▸ Исходный отрывок
▼

Разделение на форму и содержание в изучении всего и вся для большинства из нас – наследие школьной скамьи, закрепленное затем университетом. Источниковедение, которому обычно обучают историка, дает многое, в том числе во внешней и внутренней критике источника информации. Для решения же задач истории культуры я не вижу необходимости игнорировать или недооценивать «содержание» ради «формы» и наоборот. Их дихотомия довольно условна. То, что сказано в слове или явлено в образе, можно понять и описать, только поняв, как оно сказано или явлено.
Именно анализ стилей мышления и конкретных образов, идей, высказываний позволит нам по-новому описать и осмыслить христианскую картину мира образованного европейца VIII–XIV веков, его представления о своем месте в этом мире, систему моральных ценностей. Поскольку речь идет о Средневековье, складывающиеся в связи с этими представлениями отношения между человеком и божеством обретают и для исследователя ключевое значение. Форма молитвы, мелодия песнопения, богослужебная практика, количество цитат из Библии в проповеди, высота свода над головой верующих – все это одновременно «содержание» и «форма», суть и рама, действие и стиль этого действия. Когда в начале XII века Гвиберт Ножанский иронично замечает, что Богу нет дела до грамматики, он лукавит: его современники прекрасно понимали силу вероучительного высказывания и грамотно построенной молитвы13. И оттачивали свою латынь. И эту силу тоже можно и нужно называть стилем.

▲

▸ Задания
**a.** Пожалуйста, перепишите дословно строки записей: начните с самой первой строки записей и остановитесь после строки, содержащей «x-tick-label: 3000 xyxy=(290,489,337,512)», включив её.
**b.** Продолжите отрывок о форме и содержании в изучении средневековой культуры сразу после его последнего предложения.
Текст и записи взяты из разных источников.

▸ Предоставленные данные

▼

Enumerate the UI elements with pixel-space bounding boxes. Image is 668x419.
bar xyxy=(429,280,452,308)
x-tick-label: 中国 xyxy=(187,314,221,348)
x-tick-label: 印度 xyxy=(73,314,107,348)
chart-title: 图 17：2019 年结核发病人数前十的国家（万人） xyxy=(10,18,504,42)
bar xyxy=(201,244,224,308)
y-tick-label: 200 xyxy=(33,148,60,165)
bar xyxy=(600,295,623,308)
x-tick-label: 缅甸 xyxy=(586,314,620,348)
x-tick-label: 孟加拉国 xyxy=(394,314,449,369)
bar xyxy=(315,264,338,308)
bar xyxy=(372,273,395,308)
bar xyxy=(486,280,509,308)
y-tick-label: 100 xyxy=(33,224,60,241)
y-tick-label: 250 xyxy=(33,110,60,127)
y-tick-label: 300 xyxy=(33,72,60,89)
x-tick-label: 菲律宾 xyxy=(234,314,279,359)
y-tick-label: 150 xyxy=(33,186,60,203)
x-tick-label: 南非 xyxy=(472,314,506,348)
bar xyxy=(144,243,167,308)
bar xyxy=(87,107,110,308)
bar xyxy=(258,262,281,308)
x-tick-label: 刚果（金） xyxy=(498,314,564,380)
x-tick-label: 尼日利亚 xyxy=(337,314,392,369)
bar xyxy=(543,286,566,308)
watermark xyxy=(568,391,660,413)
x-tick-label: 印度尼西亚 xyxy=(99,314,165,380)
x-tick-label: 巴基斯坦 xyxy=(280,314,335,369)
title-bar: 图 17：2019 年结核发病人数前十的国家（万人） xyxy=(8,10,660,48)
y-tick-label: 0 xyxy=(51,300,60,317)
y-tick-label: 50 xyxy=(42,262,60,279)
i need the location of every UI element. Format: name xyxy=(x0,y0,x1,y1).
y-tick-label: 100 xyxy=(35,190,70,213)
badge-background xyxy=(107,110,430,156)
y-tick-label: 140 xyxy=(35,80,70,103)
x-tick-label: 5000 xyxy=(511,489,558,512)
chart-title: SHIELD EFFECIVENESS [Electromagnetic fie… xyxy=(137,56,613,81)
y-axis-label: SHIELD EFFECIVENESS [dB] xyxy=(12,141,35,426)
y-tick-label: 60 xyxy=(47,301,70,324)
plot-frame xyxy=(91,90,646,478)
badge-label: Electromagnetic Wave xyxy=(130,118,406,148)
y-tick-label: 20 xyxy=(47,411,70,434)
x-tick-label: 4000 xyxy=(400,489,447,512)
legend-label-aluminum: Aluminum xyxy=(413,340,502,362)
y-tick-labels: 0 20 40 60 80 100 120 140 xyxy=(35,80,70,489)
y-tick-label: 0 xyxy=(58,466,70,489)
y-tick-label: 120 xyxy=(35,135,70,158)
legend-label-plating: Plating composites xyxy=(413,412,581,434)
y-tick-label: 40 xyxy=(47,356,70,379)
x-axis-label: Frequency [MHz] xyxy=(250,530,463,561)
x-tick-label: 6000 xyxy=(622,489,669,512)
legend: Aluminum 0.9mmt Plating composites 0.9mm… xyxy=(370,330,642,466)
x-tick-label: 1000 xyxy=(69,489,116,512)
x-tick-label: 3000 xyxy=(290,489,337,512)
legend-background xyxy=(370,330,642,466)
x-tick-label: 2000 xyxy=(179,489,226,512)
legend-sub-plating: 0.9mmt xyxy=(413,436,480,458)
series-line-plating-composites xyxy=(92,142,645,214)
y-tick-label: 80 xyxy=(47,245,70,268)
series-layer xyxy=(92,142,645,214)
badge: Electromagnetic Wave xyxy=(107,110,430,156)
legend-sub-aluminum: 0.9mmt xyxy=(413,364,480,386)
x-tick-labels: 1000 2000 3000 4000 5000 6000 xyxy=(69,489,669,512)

▲

▸ Ответы к заданиям
**a.**
Enumerate the UI elements with pixel-space bounding boxes. Image is 668x419.
bar xyxy=(429,280,452,308)
x-tick-label: 中国 xyxy=(187,314,221,348)
x-tick-label: 印度 xyxy=(73,314,107,348)
chart-title: 图 17：2019 年结核发病人数前十的国家（万人） xyxy=(10,18,504,42)
bar xyxy=(201,244,224,308)
y-tick-label: 200 xyxy=(33,148,60,165)
bar xyxy=(600,295,623,308)
x-tick-label: 缅甸 xyxy=(586,314,620,348)
x-tick-label: 孟加拉国 xyxy=(394,314,449,369)
bar xyxy=(315,264,338,308)
bar xyxy=(372,273,395,308)
bar xyxy=(486,280,509,308)
y-tick-label: 100 xyxy=(33,224,60,241)
y-tick-label: 250 xyxy=(33,110,60,127)
y-tick-label: 300 xyxy=(33,72,60,89)
x-tick-label: 菲律宾 xyxy=(234,314,279,359)
y-tick-label: 150 xyxy=(33,186,60,203)
x-tick-label: 南非 xyxy=(472,314,506,348)
bar xyxy=(144,243,167,308)
bar xyxy=(87,107,110,308)
bar xyxy=(258,262,281,308)
x-tick-label: 刚果（金） xyxy=(498,314,564,380)
x-tick-label: 尼日利亚 xyxy=(337,314,392,369)
bar xyxy=(543,286,566,308)
watermark xyxy=(568,391,660,413)
x-tick-label: 印度尼西亚 xyxy=(99,314,165,380)
x-tick-label: 巴基斯坦 xyxy=(280,314,335,369)
title-bar: 图 17：2019 年结核发病人数前十的国家（万人） xyxy=(8,10,660,48)
y-tick-label: 0 xyxy=(51,300,60,317)
y-tick-label: 50 xyxy=(42,262,60,279)
i need the location of every UI element. Format: name xyxy=(x0,y0,x1,y1).
y-tick-label: 100 xyxy=(35,190,70,213)
badge-background xyxy=(107,110,430,156)
y-tick-label: 140 xyxy=(35,80,70,103)
x-tick-label: 5000 xyxy=(511,489,558,512)
chart-title: SHIELD EFFECIVENESS [Electromagnetic fie… xyxy=(137,56,613,81)
y-axis-label: SHIELD EFFECIVENESS [dB] xyxy=(12,141,35,426)
y-tick-label: 60 xyxy=(47,301,70,324)
plot-frame xyxy=(91,90,646,478)
badge-label: Electromagnetic Wave xyxy=(130,118,406,148)
y-tick-label: 20 xyxy=(47,411,70,434)
x-tick-label: 4000 xyxy=(400,489,447,512)
legend-label-aluminum: Aluminum xyxy=(413,340,502,362)
y-tick-labels: 0 20 40 60 80 100 120 140 xyxy=(35,80,70,489)
y-tick-label: 0 xyxy=(58,466,70,489)
y-tick-label: 120 xyxy=(35,135,70,158)
legend-label-plating: Plating composites xyxy=(413,412,581,434)
y-tick-label: 40 xyxy=(47,356,70,379)
x-axis-label: Frequency [MHz] xyxy=(250,530,463,561)
x-tick-label: 6000 xyxy=(622,489,669,512)
legend: Aluminum 0.9mmt Plating composites 0.9mm… xyxy=(370,330,642,466)
x-tick-label: 1000 xyxy=(69,489,116,512)
x-tick-label: 3000 xyxy=(290,489,337,512)

**b.**
Я говорю именно о христианской картине мира, потому что понимаю: христианством средневековая картина мира, даже в Западной Европе, не исчерпывается. Хорошо известно, что она складывалась из целого ряда элементов, от античного язычества до язычества германского, кельтского, славянского. Известно также, что и в классический период, который нас здесь интересует, уже глубоко христианизированная Европа начала активно впитывать новые для себя элементы, отчасти переосмысляя их в библейском ключе, отчасти перестраивая унаследованные от собственной религиозной традиции концепции и догмы.
Может показаться, что я очень легко и не задаваясь лишними вопросами перепрыгиваю с текстов на изображения. Будто «визуальные источники» не требуют собственных методов изучения. Требуют. Чтобы междисциплинарность, постулируемая фактически в любой выпускной работе или диссертации по гуманитарным наукам, не вылилась в бездисциплинарность, следует оперировать понятийным аппаратом соответствующих наук, избегая, как выразился Михаил Бахтин, «драк на меже»14. Бессмысленно подходить к прозиметру XII столетия с теми же критериями, которые мы применяем к нормативным документам или к хронике. Литературная фикция по определению не отражает какую-либо реальность, она ее выстраивает перед мысленным взором читателя. Но и хартия, и протокол заседания ученого совета или допроса еретика порой выдают желаемое за действительное.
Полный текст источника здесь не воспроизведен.